Saved entries
▬▬▬▬▬▬▬▬▬▬

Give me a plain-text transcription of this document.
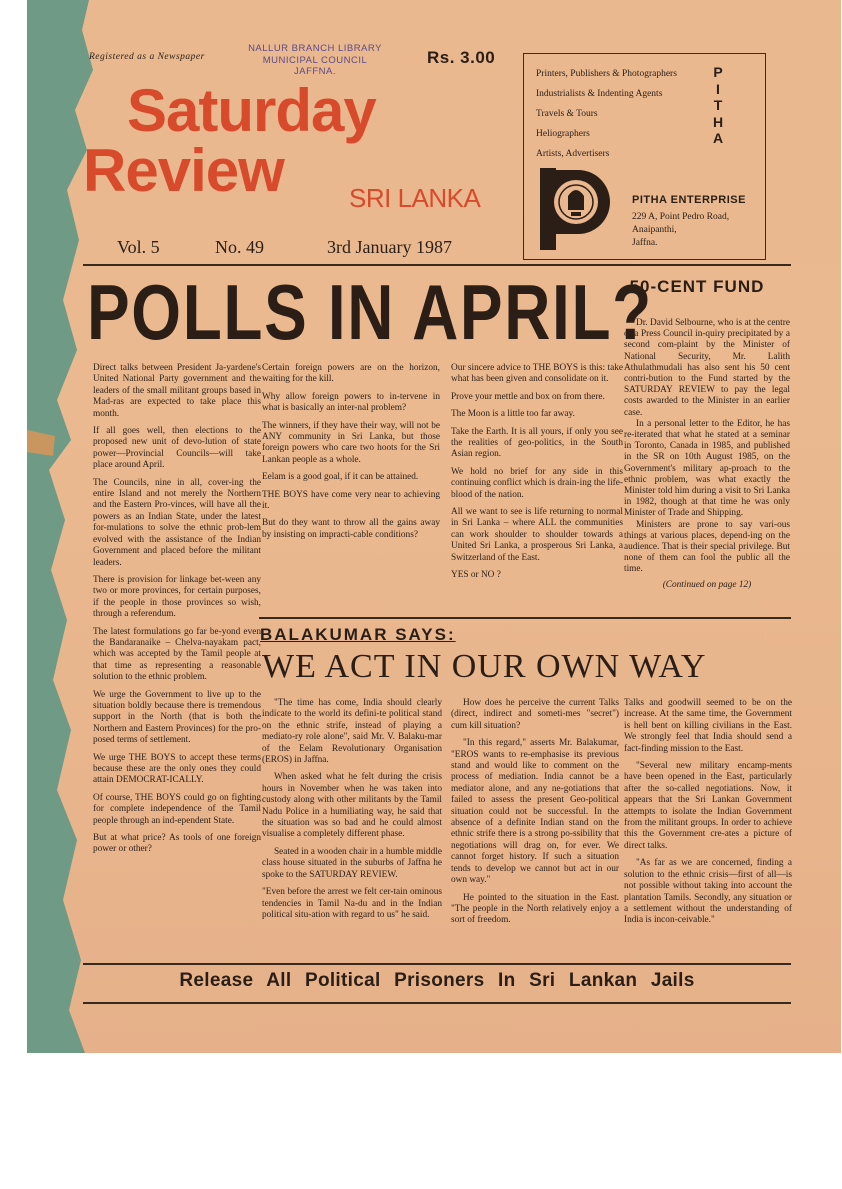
Registered as a Newspaper
NALLUR BRANCH LIBRARY
MUNICIPAL COUNCIL
JAFFNA.
Rs. 3.00
Saturday
Review	SRI LANKA
Vol. 5	No. 49	3rd January 1987
Printers, Publishers & Photographers
Industrialists & Indenting Agents
Travels & Tours
Heliographers
Artists, Advertisers
P
I
T
H
A
PITHA ENTERPRISE
229 A, Point Pedro Road,
Anaipanthi,
Jaffna.
POLLS IN APRIL?
50-CENT FUND

Direct talks between President Ja-yardene's United National Party government and the leaders of the small militant groups based in Mad-ras are expected to take place this month.

If all goes well, then elections to the proposed new unit of devo-lution of state power—Provincial Councils—will take place around April.

The Councils, nine in all, cover-ing the entire Island and not merely the Northern and the Eastern Pro-vinces, will have all the powers as an Indian State, under the latest for-mulations to solve the ethnic prob-lem evolved with the assistance of the Indian Government and placed before the militant leaders.

There is provision for linkage bet-ween any two or more provinces, for certain purposes, if the people in those provinces so wish, through a referendum.

The latest formulations go far be-yond even the Bandaranaike – Chelva-nayakam pact, which was accepted by the Tamil people at that time as representing a reasonable solution to the ethnic problem.

We urge the Government to live up to the situation boldly because there is tremendous support in the North (that is both the Northern and Eastern Provinces) for the pro-posed terms of settlement.

We urge THE BOYS to accept these terms because these are the only ones they could attain DEMOCRAT-ICALLY.

Of course, THE BOYS could go on fighting for complete independence of the Tamil people through an ind-ependent State.

But at what price? As tools of one foreign power or other?

Certain foreign powers are on the horizon, waiting for the kill.

Why allow foreign powers to in-tervene in what is basically an inter-nal problem?

The winners, if they have their way, will not be ANY community in Sri Lanka, but those foreign powers who care two hoots for the Sri Lankan people as a whole.

Eelam is a good goal, if it can be attained.

THE BOYS have come very near to achieving it.

But do they want to throw all the gains away by insisting on impracti-cable conditions?

Our sincere advice to THE BOYS is this: take what has been given and consolidate on it.

Prove your mettle and box on from there.

The Moon is a little too far away.

Take the Earth. It is all yours, if only you see the realities of geo-politics, in the South Asian region.

We hold no brief for any side in this continuing conflict which is drain-ing the life-blood of the nation.

All we want to see is life returning to normal in Sri Lanka – where ALL the communities can work shoulder to shoulder towards a United Sri Lanka, a prosperous Sri Lanka, a Switzerland of the East.

YES or NO ?

Dr. David Selbourne, who is at the centre of a Press Council in-quiry precipitated by a second com-plaint by the Minister of National Security, Mr. Lalith Athulathmudali has also sent his 50 cent contri-bution to the Fund started by the SATURDAY REVIEW to pay the legal costs awarded to the Minister in an earlier case.

In a personal letter to the Editor, he has re-iterated that what he stated at a seminar in Toronto, Canada in 1985, and published in the SR on 10th August 1985, on the Government's military ap-proach to the ethnic problem, was what exactly the Minister told him during a visit to Sri Lanka in 1982, though at that time he was only Minister of Trade and Shipping.

Ministers are prone to say vari-ous things at various places, depend-ing on the audience. That is their special privilege. But none of them can fool the public all the time.

(Continued on page 12)

BALAKUMAR SAYS:
WE ACT IN OUR OWN WAY

"The time has come, India should clearly indicate to the world its defini-te political stand on the ethnic strife, instead of playing a mediato-ry role alone", said Mr. V. Balaku-mar of the Eelam Revolutionary Organisation (EROS) in Jaffna.

When asked what he felt during the crisis hours in November when he was taken into custody along with other militants by the Tamil Nadu Police in a humiliating way, he said that the situation was so bad and he could almost visualise a completely different phase.

Seated in a wooden chair in a humble middle class house situated in the suburbs of Jaffna he spoke to the SATURDAY REVIEW.

"Even before the arrest we felt cer-tain ominous tendencies in Tamil Na-du and in the Indian political situ-ation with regard to us" he said.

How does he perceive the current Talks (direct, indirect and someti-mes "secret") cum kill situation?

"In this regard," asserts Mr. Balakumar, "EROS wants to re-emphasise its previous stand and would like to comment on the process of mediation. India cannot be a mediator alone, and any ne-gotiations that failed to assess the present Geo-political situation could not be successful. In the absence of a definite Indian stand on the ethnic strife there is a strong po-ssibility that negotiations will drag on, for ever. We cannot forget history. If such a situation tends to develop we cannot but act in our own way."

He pointed to the situation in the East. "The people in the North relatively enjoy a sort of freedom.

Talks and goodwill seemed to be on the increase. At the same time, the Government is hell bent on killing civilians in the East. We strongly feel that India should send a fact-finding mission to the East.

"Several new military encamp-ments have been opened in the East, particularly after the so-called negotiations. Now, it appears that the Sri Lankan Government attempts to isolate the Indian Government from the militant groups. In order to achieve this the Government cre-ates a picture of direct talks.

"As far as we are concerned, finding a solution to the ethnic crisis—first of all—is not possible without taking into account the plantation Tamils. Secondly, any situation or a settlement without the understanding of India is incon-ceivable."

Release All Political Prisoners In Sri Lankan Jails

▬▬▬▬▬▬▬▬▬▬

**Job**
Transcribe every entry word for word, but skip the pictures.

**Task answer**
Give me a plain-text transcription of this document.
Registered as a Newspaper
NALLUR BRANCH LIBRARY
MUNICIPAL COUNCIL
JAFFNA.
Rs. 3.00
Saturday
Review	SRI LANKA
Vol. 5	No. 49	3rd January 1987
Printers, Publishers & Photographers
Industrialists & Indenting Agents
Travels & Tours
Heliographers
Artists, Advertisers
P
I
T
H
A
PITHA ENTERPRISE
229 A, Point Pedro Road,
Anaipanthi,
Jaffna.
POLLS IN APRIL?
50-CENT FUND

Direct talks between President Ja-yardene's United National Party government and the leaders of the small militant groups based in Mad-ras are expected to take place this month.

If all goes well, then elections to the proposed new unit of devo-lution of state power—Provincial Councils—will take place around April.

The Councils, nine in all, cover-ing the entire Island and not merely the Northern and the Eastern Pro-vinces, will have all the powers as an Indian State, under the latest for-mulations to solve the ethnic prob-lem evolved with the assistance of the Indian Government and placed before the militant leaders.

There is provision for linkage bet-ween any two or more provinces, for certain purposes, if the people in those provinces so wish, through a referendum.

The latest formulations go far be-yond even the Bandaranaike – Chelva-nayakam pact, which was accepted by the Tamil people at that time as representing a reasonable solution to the ethnic problem.

We urge the Government to live up to the situation boldly because there is tremendous support in the North (that is both the Northern and Eastern Provinces) for the pro-posed terms of settlement.

We urge THE BOYS to accept these terms because these are the only ones they could attain DEMOCRAT-ICALLY.

Of course, THE BOYS could go on fighting for complete independence of the Tamil people through an ind-ependent State.

But at what price? As tools of one foreign power or other?

Certain foreign powers are on the horizon, waiting for the kill.

Why allow foreign powers to in-tervene in what is basically an inter-nal problem?

The winners, if they have their way, will not be ANY community in Sri Lanka, but those foreign powers who care two hoots for the Sri Lankan people as a whole.

Eelam is a good goal, if it can be attained.

THE BOYS have come very near to achieving it.

But do they want to throw all the gains away by insisting on impracti-cable conditions?

Our sincere advice to THE BOYS is this: take what has been given and consolidate on it.

Prove your mettle and box on from there.

The Moon is a little too far away.

Take the Earth. It is all yours, if only you see the realities of geo-politics, in the South Asian region.

We hold no brief for any side in this continuing conflict which is drain-ing the life-blood of the nation.

All we want to see is life returning to normal in Sri Lanka – where ALL the communities can work shoulder to shoulder towards a United Sri Lanka, a prosperous Sri Lanka, a Switzerland of the East.

YES or NO ?

Dr. David Selbourne, who is at the centre of a Press Council in-quiry precipitated by a second com-plaint by the Minister of National Security, Mr. Lalith Athulathmudali has also sent his 50 cent contri-bution to the Fund started by the SATURDAY REVIEW to pay the legal costs awarded to the Minister in an earlier case.

In a personal letter to the Editor, he has re-iterated that what he stated at a seminar in Toronto, Canada in 1985, and published in the SR on 10th August 1985, on the Government's military ap-proach to the ethnic problem, was what exactly the Minister told him during a visit to Sri Lanka in 1982, though at that time he was only Minister of Trade and Shipping.

Ministers are prone to say vari-ous things at various places, depend-ing on the audience. That is their special privilege. But none of them can fool the public all the time.

(Continued on page 12)

BALAKUMAR SAYS:
WE ACT IN OUR OWN WAY

"The time has come, India should clearly indicate to the world its defini-te political stand on the ethnic strife, instead of playing a mediato-ry role alone", said Mr. V. Balaku-mar of the Eelam Revolutionary Organisation (EROS) in Jaffna.

When asked what he felt during the crisis hours in November when he was taken into custody along with other militants by the Tamil Nadu Police in a humiliating way, he said that the situation was so bad and he could almost visualise a completely different phase.

Seated in a wooden chair in a humble middle class house situated in the suburbs of Jaffna he spoke to the SATURDAY REVIEW.

"Even before the arrest we felt cer-tain ominous tendencies in Tamil Na-du and in the Indian political situ-ation with regard to us" he said.

How does he perceive the current Talks (direct, indirect and someti-mes "secret") cum kill situation?

"In this regard," asserts Mr. Balakumar, "EROS wants to re-emphasise its previous stand and would like to comment on the process of mediation. India cannot be a mediator alone, and any ne-gotiations that failed to assess the present Geo-political situation could not be successful. In the absence of a definite Indian stand on the ethnic strife there is a strong po-ssibility that negotiations will drag on, for ever. We cannot forget history. If such a situation tends to develop we cannot but act in our own way."

He pointed to the situation in the East. "The people in the North relatively enjoy a sort of freedom.

Talks and goodwill seemed to be on the increase. At the same time, the Government is hell bent on killing civilians in the East. We strongly feel that India should send a fact-finding mission to the East.

"Several new military encamp-ments have been opened in the East, particularly after the so-called negotiations. Now, it appears that the Sri Lankan Government attempts to isolate the Indian Government from the militant groups. In order to achieve this the Government cre-ates a picture of direct talks.

"As far as we are concerned, finding a solution to the ethnic crisis—first of all—is not possible without taking into account the plantation Tamils. Secondly, any situation or a settlement without the understanding of India is incon-ceivable."

Release All Political Prisoners In Sri Lankan Jails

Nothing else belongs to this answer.